• [WHAT YOU ARE ASKED TO DO]: In the workshop announcement below, rewrite the paragraph beginning "This workshop will show attendees" as a short bulleted list that keeps its main facts.

Skip to main content
IHGC'S DIGITAL HUMANITIES INITIATIVE – “Low Code Approaches to Topic Modeling for Humanities Data: Learning to Use BERTopic"
When
-
Where

Shannon 308

Event type
Workshop Event
University affiliation
UVA

Join the IHGC's Digital Humanities Initiative for a workshop led by Tim Tangherlini!

Working from a collection of stories about supernatural creatures living in a mythical world, the workshop will explore the uses of an LLM-based approach to topic modeling. Previous approaches to topic modeling, such as LSA or LDA, came with well-known problems, such as overfitting or incomprehensible labels, that made these approaches less than suitable for various applications in the Humanities. Using a BERT model, that includes considerations of context and thus can handle polysemy, along with a new strategy for labeling clusters, makes this approach far more amenable to various problems in the Humanities. Are there certain characteristics of trolls that are latent in the story space? Can we understand how the characteristics change over the course of a novel or series of novels? 

This workshop will show attendees how to get BERTopic up and running in their own workspace, and address different strategies for data preparation, topic modeling, topic labeling and visualization. No prior experience with code is necessary, although attendees may wish to familiarize themselves with the terminal on their computers.

This event is open to Digital Humanities scholars at UVA.

• [SUPPLIED MATERIAL]:
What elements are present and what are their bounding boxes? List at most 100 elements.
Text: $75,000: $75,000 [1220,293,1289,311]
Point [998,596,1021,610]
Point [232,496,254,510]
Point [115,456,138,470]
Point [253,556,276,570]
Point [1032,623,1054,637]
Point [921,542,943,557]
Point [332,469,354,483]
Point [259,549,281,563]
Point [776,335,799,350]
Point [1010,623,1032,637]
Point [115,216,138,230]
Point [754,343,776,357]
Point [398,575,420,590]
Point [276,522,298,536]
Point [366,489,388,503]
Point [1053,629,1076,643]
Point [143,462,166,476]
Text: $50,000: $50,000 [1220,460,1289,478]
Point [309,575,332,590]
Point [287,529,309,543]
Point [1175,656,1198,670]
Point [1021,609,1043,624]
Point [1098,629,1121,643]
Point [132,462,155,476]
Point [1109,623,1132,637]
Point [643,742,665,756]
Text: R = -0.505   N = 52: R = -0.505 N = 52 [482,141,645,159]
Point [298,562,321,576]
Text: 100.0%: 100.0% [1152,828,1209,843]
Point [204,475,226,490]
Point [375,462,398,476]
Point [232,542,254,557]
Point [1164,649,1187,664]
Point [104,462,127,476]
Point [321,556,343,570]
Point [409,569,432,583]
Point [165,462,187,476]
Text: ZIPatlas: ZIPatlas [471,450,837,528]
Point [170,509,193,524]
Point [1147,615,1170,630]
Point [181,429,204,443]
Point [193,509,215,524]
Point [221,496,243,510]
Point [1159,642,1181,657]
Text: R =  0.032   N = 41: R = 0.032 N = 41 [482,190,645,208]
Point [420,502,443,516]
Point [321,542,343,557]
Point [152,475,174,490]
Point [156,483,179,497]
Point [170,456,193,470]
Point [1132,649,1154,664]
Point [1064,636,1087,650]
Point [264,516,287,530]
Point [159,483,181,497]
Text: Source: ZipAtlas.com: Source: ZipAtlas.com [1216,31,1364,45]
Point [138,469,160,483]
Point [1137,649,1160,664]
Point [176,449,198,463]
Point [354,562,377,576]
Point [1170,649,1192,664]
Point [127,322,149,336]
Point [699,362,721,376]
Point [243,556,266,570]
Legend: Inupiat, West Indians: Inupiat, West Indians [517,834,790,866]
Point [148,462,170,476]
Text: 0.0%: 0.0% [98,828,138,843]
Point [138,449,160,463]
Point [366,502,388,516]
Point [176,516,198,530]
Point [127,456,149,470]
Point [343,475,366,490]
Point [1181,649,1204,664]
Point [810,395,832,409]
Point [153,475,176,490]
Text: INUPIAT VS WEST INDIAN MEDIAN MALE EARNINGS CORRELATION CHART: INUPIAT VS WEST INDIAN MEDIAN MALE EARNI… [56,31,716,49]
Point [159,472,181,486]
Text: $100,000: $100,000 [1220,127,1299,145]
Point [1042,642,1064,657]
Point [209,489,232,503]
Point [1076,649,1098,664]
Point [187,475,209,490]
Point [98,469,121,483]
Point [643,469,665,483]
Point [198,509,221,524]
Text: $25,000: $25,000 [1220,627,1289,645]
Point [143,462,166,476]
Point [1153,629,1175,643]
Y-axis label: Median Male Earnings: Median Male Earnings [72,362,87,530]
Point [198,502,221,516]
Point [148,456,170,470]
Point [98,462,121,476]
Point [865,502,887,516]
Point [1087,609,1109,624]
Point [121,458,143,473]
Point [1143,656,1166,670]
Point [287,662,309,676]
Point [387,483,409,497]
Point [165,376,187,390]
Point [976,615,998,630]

• [ANSWER TO THIS TASK]:
- Attendees learn to get BERTopic running in their own workspace.
- Strategies covered: data preparation, topic modeling, topic labeling and visualization.
- No prior coding experience is needed.
- Attendees may wish to get familiar with their computer's terminal beforehand.